■ EXERCISE DIRECTIONS: Copy every record exactly, and keep the pictures out.

Raw records:
######

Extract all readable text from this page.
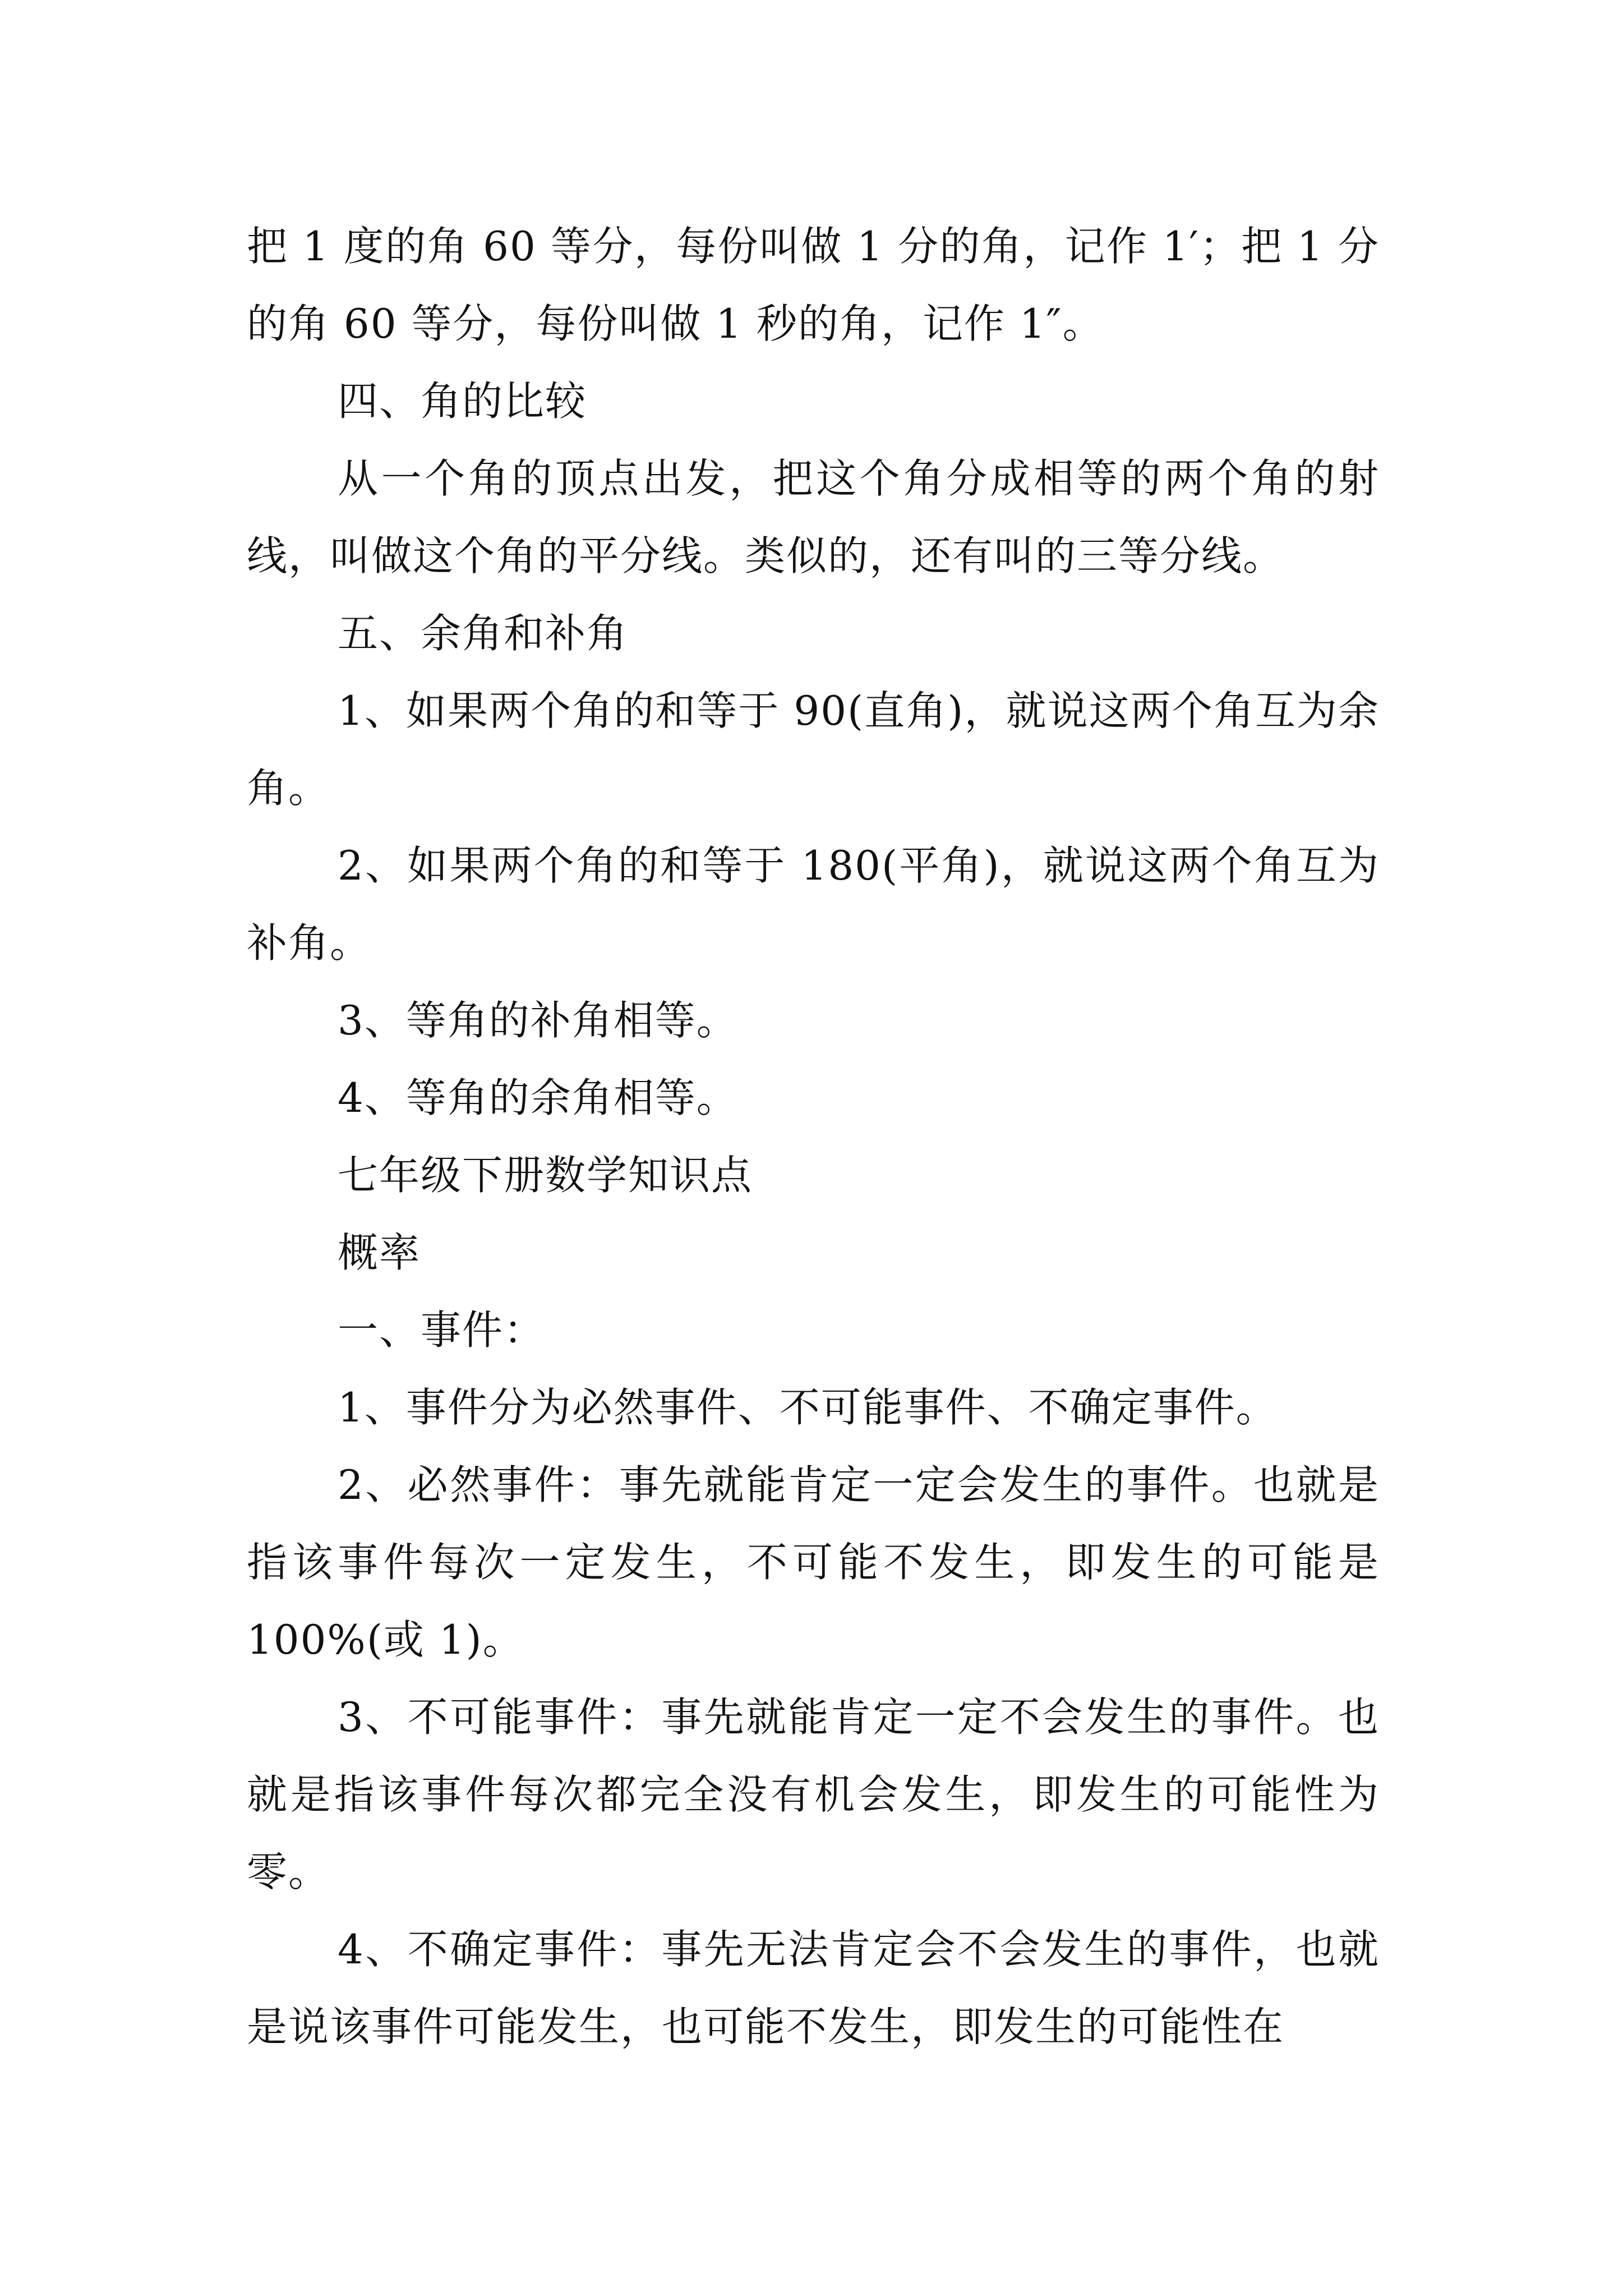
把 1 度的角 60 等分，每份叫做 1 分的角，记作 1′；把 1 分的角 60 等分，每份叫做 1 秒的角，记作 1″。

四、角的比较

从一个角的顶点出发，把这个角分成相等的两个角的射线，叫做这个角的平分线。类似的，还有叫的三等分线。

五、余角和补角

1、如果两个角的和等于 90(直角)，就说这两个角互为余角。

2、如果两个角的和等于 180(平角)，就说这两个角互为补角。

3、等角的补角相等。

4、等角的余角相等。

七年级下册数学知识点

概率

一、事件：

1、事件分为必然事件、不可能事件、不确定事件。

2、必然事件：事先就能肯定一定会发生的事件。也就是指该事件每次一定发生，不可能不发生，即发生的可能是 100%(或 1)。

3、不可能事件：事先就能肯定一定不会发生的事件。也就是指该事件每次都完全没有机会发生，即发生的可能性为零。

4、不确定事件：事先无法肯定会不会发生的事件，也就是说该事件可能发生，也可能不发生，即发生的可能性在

######

■ RESULT OF THE TASK:
Extract all readable text from this page.
把 1 度的角 60 等分，每份叫做 1 分的角，记作 1′；把 1 分的角 60 等分，每份叫做 1 秒的角，记作 1″。

四、角的比较

从一个角的顶点出发，把这个角分成相等的两个角的射线，叫做这个角的平分线。类似的，还有叫的三等分线。

五、余角和补角

1、如果两个角的和等于 90(直角)，就说这两个角互为余角。

2、如果两个角的和等于 180(平角)，就说这两个角互为补角。

3、等角的补角相等。

4、等角的余角相等。

七年级下册数学知识点

概率

一、事件：

1、事件分为必然事件、不可能事件、不确定事件。

2、必然事件：事先就能肯定一定会发生的事件。也就是指该事件每次一定发生，不可能不发生，即发生的可能是 100%(或 1)。

3、不可能事件：事先就能肯定一定不会发生的事件。也就是指该事件每次都完全没有机会发生，即发生的可能性为零。

4、不确定事件：事先无法肯定会不会发生的事件，也就是说该事件可能发生，也可能不发生，即发生的可能性在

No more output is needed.